PROBLEM REQUIREMENTS - Reproduce the records that follow in full, excluding any picture they contain.

----

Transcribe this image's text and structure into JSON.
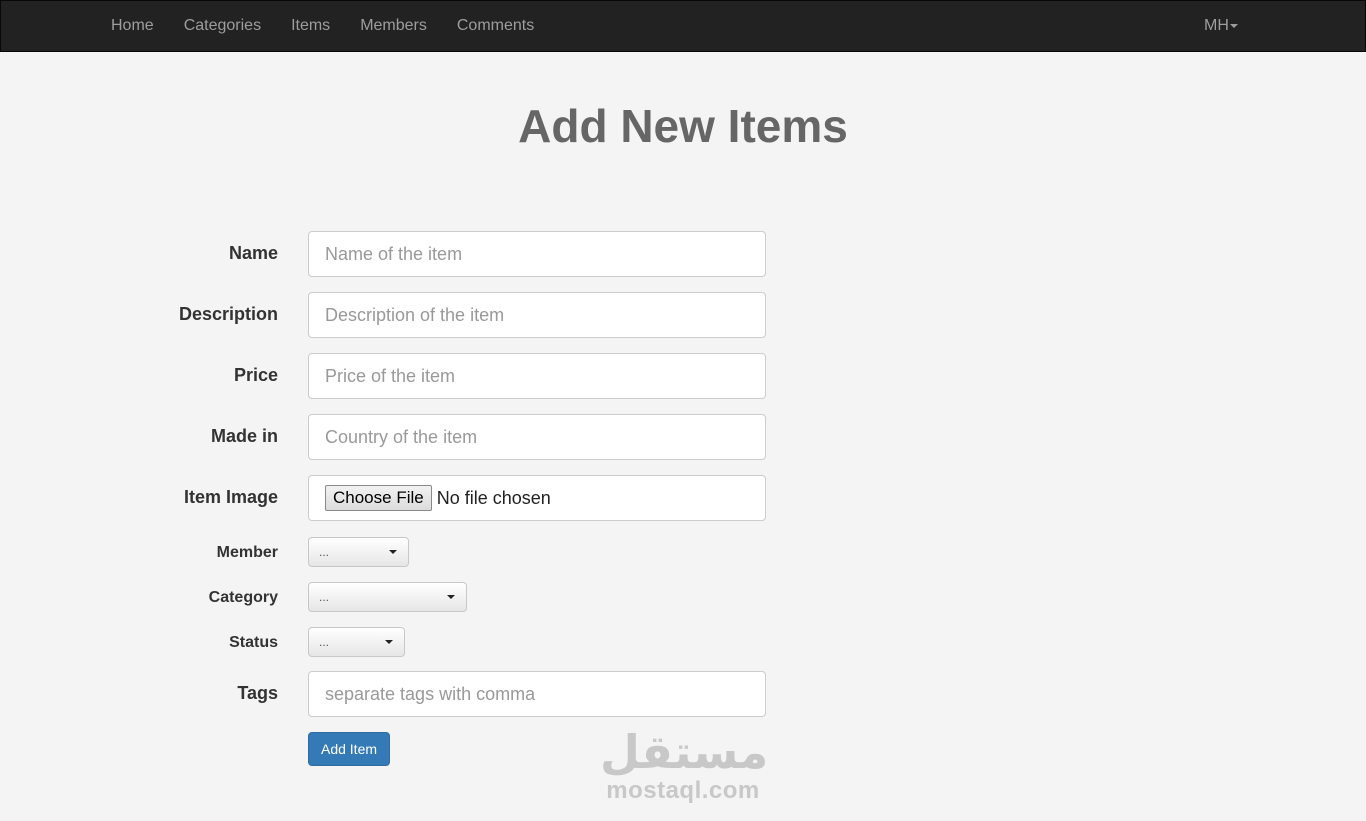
{
  "nav": {
    "links": [
      "Home",
      "Categories",
      "Items",
      "Members",
      "Comments"
    ],
    "user": "MH"
  },
  "page": {
    "title": "Add New Items"
  },
  "form": {
    "name": {
      "label": "Name",
      "placeholder": "Name of the item"
    },
    "description": {
      "label": "Description",
      "placeholder": "Description of the item"
    },
    "price": {
      "label": "Price",
      "placeholder": "Price of the item"
    },
    "made_in": {
      "label": "Made in",
      "placeholder": "Country of the item"
    },
    "image": {
      "label": "Item Image",
      "button": "Choose File",
      "status": "No file chosen"
    },
    "member": {
      "label": "Member",
      "selected": "..."
    },
    "category": {
      "label": "Category",
      "selected": "..."
    },
    "status": {
      "label": "Status",
      "selected": "..."
    },
    "tags": {
      "label": "Tags",
      "placeholder": "separate tags with comma"
    },
    "submit": "Add Item"
  },
  "watermark": {
    "arabic": "مستقل",
    "latin": "mostaql.com"
  },
  "colors": {
    "navbar": "#222222",
    "primary": "#337ab7",
    "background": "#f4f4f4"
  }
}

----

RESULT -
Transcribe this image's text and structure into JSON.
{
  "nav": {
    "links": [
      "Home",
      "Categories",
      "Items",
      "Members",
      "Comments"
    ],
    "user": "MH"
  },
  "page": {
    "title": "Add New Items"
  },
  "form": {
    "name": {
      "label": "Name",
      "placeholder": "Name of the item"
    },
    "description": {
      "label": "Description",
      "placeholder": "Description of the item"
    },
    "price": {
      "label": "Price",
      "placeholder": "Price of the item"
    },
    "made_in": {
      "label": "Made in",
      "placeholder": "Country of the item"
    },
    "image": {
      "label": "Item Image",
      "button": "Choose File",
      "status": "No file chosen"
    },
    "member": {
      "label": "Member",
      "selected": "..."
    },
    "category": {
      "label": "Category",
      "selected": "..."
    },
    "status": {
      "label": "Status",
      "selected": "..."
    },
    "tags": {
      "label": "Tags",
      "placeholder": "separate tags with comma"
    },
    "submit": "Add Item"
  },
  "watermark": {
    "arabic": "مستقل",
    "latin": "mostaql.com"
  },
  "colors": {
    "navbar": "#222222",
    "primary": "#337ab7",
    "background": "#f4f4f4"
  }
}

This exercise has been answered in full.